- _Do this_:
Extract each line of the data below exactly as written.

Collection entries:
* begin *
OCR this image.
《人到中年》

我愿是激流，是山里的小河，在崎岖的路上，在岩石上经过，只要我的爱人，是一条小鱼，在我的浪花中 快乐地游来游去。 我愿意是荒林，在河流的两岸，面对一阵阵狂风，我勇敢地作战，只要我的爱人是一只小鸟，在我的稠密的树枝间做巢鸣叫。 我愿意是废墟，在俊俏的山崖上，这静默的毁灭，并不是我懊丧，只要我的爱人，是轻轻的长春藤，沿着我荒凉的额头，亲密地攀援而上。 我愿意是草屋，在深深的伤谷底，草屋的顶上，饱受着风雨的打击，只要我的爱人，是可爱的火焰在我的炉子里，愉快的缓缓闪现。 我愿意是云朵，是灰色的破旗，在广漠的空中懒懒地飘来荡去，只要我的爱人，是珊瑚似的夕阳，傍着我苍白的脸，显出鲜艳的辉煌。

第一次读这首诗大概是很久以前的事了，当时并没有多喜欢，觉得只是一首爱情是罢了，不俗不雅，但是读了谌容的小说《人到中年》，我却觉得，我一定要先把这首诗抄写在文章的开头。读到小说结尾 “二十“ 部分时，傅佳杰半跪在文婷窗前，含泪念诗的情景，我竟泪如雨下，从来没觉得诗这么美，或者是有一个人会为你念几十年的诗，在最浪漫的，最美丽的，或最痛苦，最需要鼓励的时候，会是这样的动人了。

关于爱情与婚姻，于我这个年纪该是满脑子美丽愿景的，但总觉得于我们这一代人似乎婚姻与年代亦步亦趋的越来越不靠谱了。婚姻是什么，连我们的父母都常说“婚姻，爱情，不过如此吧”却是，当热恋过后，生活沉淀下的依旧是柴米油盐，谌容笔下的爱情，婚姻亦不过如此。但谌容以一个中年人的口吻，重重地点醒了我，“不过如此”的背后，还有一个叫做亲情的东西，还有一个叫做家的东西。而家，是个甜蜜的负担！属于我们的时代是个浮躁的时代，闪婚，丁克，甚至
* end *
- _Solution for this exercise_:
OCR this image.
《人到中年》

我愿是激流，是山里的小河，在崎岖的路上，在岩石上经过，只要我的爱人，是一条小鱼，在我的浪花中 快乐地游来游去。 我愿意是荒林，在河流的两岸，面对一阵阵狂风，我勇敢地作战，只要我的爱人是一只小鸟，在我的稠密的树枝间做巢鸣叫。 我愿意是废墟，在俊俏的山崖上，这静默的毁灭，并不是我懊丧，只要我的爱人，是轻轻的长春藤，沿着我荒凉的额头，亲密地攀援而上。 我愿意是草屋，在深深的伤谷底，草屋的顶上，饱受着风雨的打击，只要我的爱人，是可爱的火焰在我的炉子里，愉快的缓缓闪现。 我愿意是云朵，是灰色的破旗，在广漠的空中懒懒地飘来荡去，只要我的爱人，是珊瑚似的夕阳，傍着我苍白的脸，显出鲜艳的辉煌。

第一次读这首诗大概是很久以前的事了，当时并没有多喜欢，觉得只是一首爱情是罢了，不俗不雅，但是读了谌容的小说《人到中年》，我却觉得，我一定要先把这首诗抄写在文章的开头。读到小说结尾 “二十“ 部分时，傅佳杰半跪在文婷窗前，含泪念诗的情景，我竟泪如雨下，从来没觉得诗这么美，或者是有一个人会为你念几十年的诗，在最浪漫的，最美丽的，或最痛苦，最需要鼓励的时候，会是这样的动人了。

关于爱情与婚姻，于我这个年纪该是满脑子美丽愿景的，但总觉得于我们这一代人似乎婚姻与年代亦步亦趋的越来越不靠谱了。婚姻是什么，连我们的父母都常说“婚姻，爱情，不过如此吧”却是，当热恋过后，生活沉淀下的依旧是柴米油盐，谌容笔下的爱情，婚姻亦不过如此。但谌容以一个中年人的口吻，重重地点醒了我，“不过如此”的背后，还有一个叫做亲情的东西，还有一个叫做家的东西。而家，是个甜蜜的负担！属于我们的时代是个浮躁的时代，闪婚，丁克，甚至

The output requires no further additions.